-------- Texte de la page

Mme Massé : Oui, tout à fait.
Alors, il faut se rappeler, hein, le transport routier, c'est 34,4 %
d'émission des GES. C'est un très, très grand émetteur pour le Québec. Mais, de
ce 34,4 % là, si on parle des VTT, tracteurs, etc., c'est 0,3 %. Moi,
mon projet de loi s'attaque aux gros morceaux, c'est-à-dire les voitures, les
VUS, les pickups, ceux qui représentent 63,8 %. Alors, je pense qu'envoyer
ce message-là, c'est de s'attaquer aux gros morceaux.
M. Cormier (François) :
Pouvez-vous me donner des exemples de ce que vous, vous faites dans votre
quotidien pour réduire les GES, vous personnellement? Parce qu'on commence à
avoir tous un sentiment de culpabilité à prendre des voitures à essence.
Pouvez-vous nous donner des exemples de ce que vous, vous faites?
Mme Massé : Oui, bien, c'est
sûr que le premier levier le plus important, c'est le transport collectif. Le
transport actif, le transport collectif, le vélo — vous savez que je
suis une vélocycliste — c'est les éléments qui nous permettent d'agir
directement sur les GES, sur la diminution de GES, je veux dire. Ce que ça veut
dire, c'est : Il faut qu'il y ait de la disponibilité. Et actuellement le
gouvernement du Québec n'a pas cru bon d'inverser les proportions argent
investi dans le transport routier, argent investi dans le transport collectif.
On est encore dans une proportion de 70 % de l'argent du Québec... est
investi dans le transport routier, alors qu'il y a un plus ou moins 30 %
dans le transport collectif. Il faut inverser ça. Mais ça, c'est des décisions
politiques. Le geste individuel compte, mais les choix politiques comptent
encore plus.
M. Cormier (François) :
Est-ce que vous êtes de ceux qui remettent en question aussi l'usage de
l'avion? Est-ce que vous, vous vous privez d'aller en avion, par exemple, à
cause de l'effet sur les gaz à effet de serre?
Mme Massé : Oui, j'avoue que
j'y réfléchis. Lorsque le train nous le permet, pourquoi pas? Méthode
intéressante. Lorsqu'on a une voiture hybride, pourquoi pas? Mais c'est évident
que traverser l'océan n'est pas... Ça fait que, non, moi, je ne me prive pas, mais,
oui, je réfléchis. Est-ce que ce voyage-là est nécessaire? Et, si je le fais
par obligation, est-ce qu'on peut compenser? Ceci étant dit, à quand il y aura
de réelles actions pour faire en sorte que le kérosène, que le diesel... on
aille vers le renouvelable? La planète nous exige d'arriver là rapidement.

----------------

■ **Objectif A**: Dans le texte de la page, reprenez le passage commençant par « On est encore » et se terminant par « encore plus. », en substituant « choix collectifs » à « choix politiques ».
■ **Objectif B**: D'après le texte de la page, quelle part des émissions de GES est attribuée au transport routier ?

-------- Extrait de données

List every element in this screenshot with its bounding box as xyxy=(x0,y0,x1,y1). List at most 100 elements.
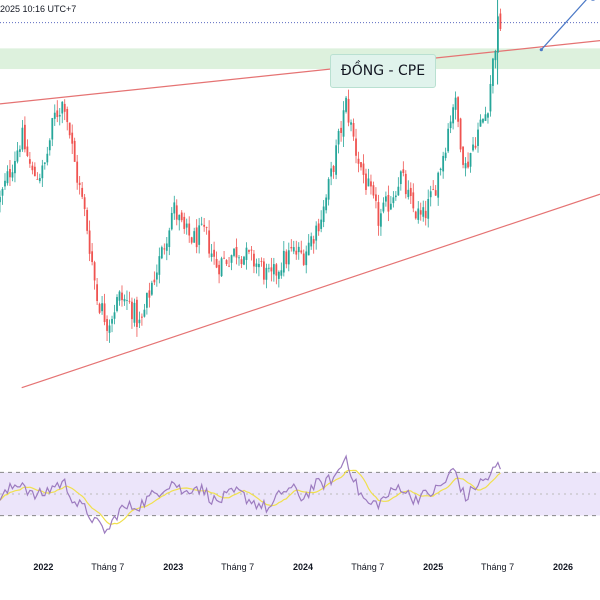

----------------

■ **Résultat A**:
On est encore dans une proportion de 70 % de l'argent du Québec... est
investi dans le transport routier, alors qu'il y a un plus ou moins 30 %
dans le transport collectif. Il faut inverser ça. Mais ça, c'est des décisions
politiques. Le geste individuel compte, mais les choix collectifs comptent
encore plus.

■ **Résultat B**: 34,4 %